Given exercise: Can you write out the whole listing exactly?
■ ■ ■
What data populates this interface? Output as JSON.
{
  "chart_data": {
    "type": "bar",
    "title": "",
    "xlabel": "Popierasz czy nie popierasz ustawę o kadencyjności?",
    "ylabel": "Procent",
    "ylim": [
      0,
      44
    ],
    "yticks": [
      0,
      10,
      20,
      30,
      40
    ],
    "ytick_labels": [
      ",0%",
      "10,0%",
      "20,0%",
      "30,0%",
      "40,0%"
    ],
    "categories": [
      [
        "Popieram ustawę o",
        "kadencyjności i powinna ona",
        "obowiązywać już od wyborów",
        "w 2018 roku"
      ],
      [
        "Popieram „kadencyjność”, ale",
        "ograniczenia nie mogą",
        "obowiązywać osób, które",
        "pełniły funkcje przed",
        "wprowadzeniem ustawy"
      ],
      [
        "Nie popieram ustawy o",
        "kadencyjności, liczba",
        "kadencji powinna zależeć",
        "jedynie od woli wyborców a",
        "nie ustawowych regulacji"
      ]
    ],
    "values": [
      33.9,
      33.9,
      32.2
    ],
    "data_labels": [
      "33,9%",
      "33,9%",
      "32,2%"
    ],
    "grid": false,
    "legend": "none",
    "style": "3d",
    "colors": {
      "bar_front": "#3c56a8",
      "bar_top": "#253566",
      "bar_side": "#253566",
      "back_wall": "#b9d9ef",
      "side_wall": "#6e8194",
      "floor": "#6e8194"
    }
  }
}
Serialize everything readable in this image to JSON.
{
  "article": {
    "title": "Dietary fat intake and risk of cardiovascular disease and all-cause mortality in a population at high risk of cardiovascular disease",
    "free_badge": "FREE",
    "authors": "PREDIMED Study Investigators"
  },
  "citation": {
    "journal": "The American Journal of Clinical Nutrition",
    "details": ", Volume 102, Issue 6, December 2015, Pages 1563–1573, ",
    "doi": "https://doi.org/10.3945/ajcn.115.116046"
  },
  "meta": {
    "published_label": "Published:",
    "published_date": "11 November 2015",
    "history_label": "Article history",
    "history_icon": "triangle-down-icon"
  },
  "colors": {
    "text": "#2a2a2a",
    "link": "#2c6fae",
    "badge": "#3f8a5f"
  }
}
■ ■ ■
Right answer:
What data populates this interface? Output as JSON.
{
  "chart_data": {
    "type": "bar",
    "title": "",
    "xlabel": "Popierasz czy nie popierasz ustawę o kadencyjności?",
    "ylabel": "Procent",
    "ylim": [
      0,
      44
    ],
    "yticks": [
      0,
      10,
      20,
      30,
      40
    ],
    "ytick_labels": [
      ",0%",
      "10,0%",
      "20,0%",
      "30,0%",
      "40,0%"
    ],
    "categories": [
      [
        "Popieram ustawę o",
        "kadencyjności i powinna ona",
        "obowiązywać już od wyborów",
        "w 2018 roku"
      ],
      [
        "Popieram „kadencyjność”, ale",
        "ograniczenia nie mogą",
        "obowiązywać osób, które",
        "pełniły funkcje przed",
        "wprowadzeniem ustawy"
      ],
      [
        "Nie popieram ustawy o",
        "kadencyjności, liczba",
        "kadencji powinna zależeć",
        "jedynie od woli wyborców a",
        "nie ustawowych regulacji"
      ]
    ],
    "values": [
      33.9,
      33.9,
      32.2
    ],
    "data_labels": [
      "33,9%",
      "33,9%",
      "32,2%"
    ],
    "grid": false,
    "legend": "none",
    "style": "3d",
    "colors": {
      "bar_front": "#3c56a8",
      "bar_top": "#253566",
      "bar_side": "#253566",
      "back_wall": "#b9d9ef",
      "side_wall": "#6e8194",
      "floor": "#6e8194"
    }
  }
}
Serialize everything readable in this image to JSON.
{
  "article": {
    "title": "Dietary fat intake and risk of cardiovascular disease and all-cause mortality in a population at high risk of cardiovascular disease",
    "free_badge": "FREE",
    "authors": "PREDIMED Study Investigators"
  },
  "citation": {
    "journal": "The American Journal of Clinical Nutrition",
    "details": ", Volume 102, Issue 6, December 2015, Pages 1563–1573, ",
    "doi": "https://doi.org/10.3945/ajcn.115.116046"
  },
  "meta": {
    "published_label": "Published:",
    "published_date": "11 November 2015",
    "history_label": "Article history",
    "history_icon": "triangle-down-icon"
  },
  "colors": {
    "text": "#2a2a2a",
    "link": "#2c6fae",
    "badge": "#3f8a5f"
  }
}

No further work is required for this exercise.